_Extracted data_.
-- Begin --
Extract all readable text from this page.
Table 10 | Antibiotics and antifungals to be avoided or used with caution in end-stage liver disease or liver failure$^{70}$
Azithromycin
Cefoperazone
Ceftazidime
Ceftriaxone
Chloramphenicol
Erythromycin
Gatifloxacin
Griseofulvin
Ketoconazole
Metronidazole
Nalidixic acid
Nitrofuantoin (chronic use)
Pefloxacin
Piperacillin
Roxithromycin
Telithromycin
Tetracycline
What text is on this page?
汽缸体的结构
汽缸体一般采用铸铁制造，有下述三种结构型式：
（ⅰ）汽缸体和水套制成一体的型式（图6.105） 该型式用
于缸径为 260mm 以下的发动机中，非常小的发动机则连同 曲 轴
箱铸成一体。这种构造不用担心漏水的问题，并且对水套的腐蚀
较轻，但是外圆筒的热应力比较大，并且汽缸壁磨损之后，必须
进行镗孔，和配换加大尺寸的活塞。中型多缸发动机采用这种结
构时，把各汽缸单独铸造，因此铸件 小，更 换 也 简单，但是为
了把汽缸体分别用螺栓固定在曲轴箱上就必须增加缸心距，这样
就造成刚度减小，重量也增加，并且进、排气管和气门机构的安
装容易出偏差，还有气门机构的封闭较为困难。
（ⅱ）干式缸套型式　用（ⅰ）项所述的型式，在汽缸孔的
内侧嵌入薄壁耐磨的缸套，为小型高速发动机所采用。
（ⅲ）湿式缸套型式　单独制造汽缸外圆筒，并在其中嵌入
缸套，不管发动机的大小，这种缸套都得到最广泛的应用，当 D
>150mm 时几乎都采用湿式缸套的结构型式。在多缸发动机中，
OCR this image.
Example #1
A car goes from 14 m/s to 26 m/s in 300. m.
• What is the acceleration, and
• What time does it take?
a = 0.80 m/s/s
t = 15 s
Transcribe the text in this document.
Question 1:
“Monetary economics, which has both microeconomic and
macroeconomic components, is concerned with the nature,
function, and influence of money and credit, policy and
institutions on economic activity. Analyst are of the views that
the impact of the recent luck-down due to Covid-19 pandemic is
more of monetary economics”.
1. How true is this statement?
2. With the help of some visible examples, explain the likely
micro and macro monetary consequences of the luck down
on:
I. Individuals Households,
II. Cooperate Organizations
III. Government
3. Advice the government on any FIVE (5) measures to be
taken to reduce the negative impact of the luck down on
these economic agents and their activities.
-- End --
_Goal_.
Transcribe the full listing above without leaving anything out.

_Exercise response_.
Extract all readable text from this page.
Table 10 | Antibiotics and antifungals to be avoided or used with caution in end-stage liver disease or liver failure$^{70}$
Azithromycin
Cefoperazone
Ceftazidime
Ceftriaxone
Chloramphenicol
Erythromycin
Gatifloxacin
Griseofulvin
Ketoconazole
Metronidazole
Nalidixic acid
Nitrofuantoin (chronic use)
Pefloxacin
Piperacillin
Roxithromycin
Telithromycin
Tetracycline
What text is on this page?
汽缸体的结构
汽缸体一般采用铸铁制造，有下述三种结构型式：
（ⅰ）汽缸体和水套制成一体的型式（图6.105） 该型式用
于缸径为 260mm 以下的发动机中，非常小的发动机则连同 曲 轴
箱铸成一体。这种构造不用担心漏水的问题，并且对水套的腐蚀
较轻，但是外圆筒的热应力比较大，并且汽缸壁磨损之后，必须
进行镗孔，和配换加大尺寸的活塞。中型多缸发动机采用这种结
构时，把各汽缸单独铸造，因此铸件 小，更 换 也 简单，但是为
了把汽缸体分别用螺栓固定在曲轴箱上就必须增加缸心距，这样
就造成刚度减小，重量也增加，并且进、排气管和气门机构的安
装容易出偏差，还有气门机构的封闭较为困难。
（ⅱ）干式缸套型式　用（ⅰ）项所述的型式，在汽缸孔的
内侧嵌入薄壁耐磨的缸套，为小型高速发动机所采用。
（ⅲ）湿式缸套型式　单独制造汽缸外圆筒，并在其中嵌入
缸套，不管发动机的大小，这种缸套都得到最广泛的应用，当 D
>150mm 时几乎都采用湿式缸套的结构型式。在多缸发动机中，
OCR this image.
Example #1
A car goes from 14 m/s to 26 m/s in 300. m.
• What is the acceleration, and
• What time does it take?
a = 0.80 m/s/s
t = 15 s
Transcribe the text in this document.
Question 1:
“Monetary economics, which has both microeconomic and
macroeconomic components, is concerned with the nature,
function, and influence of money and credit, policy and
institutions on economic activity. Analyst are of the views that
the impact of the recent luck-down due to Covid-19 pandemic is
more of monetary economics”.
1. How true is this statement?
2. With the help of some visible examples, explain the likely
micro and macro monetary consequences of the luck down
on:
I. Individuals Households,
II. Cooperate Organizations
III. Government
3. Advice the government on any FIVE (5) measures to be
taken to reduce the negative impact of the luck down on
these economic agents and their activities.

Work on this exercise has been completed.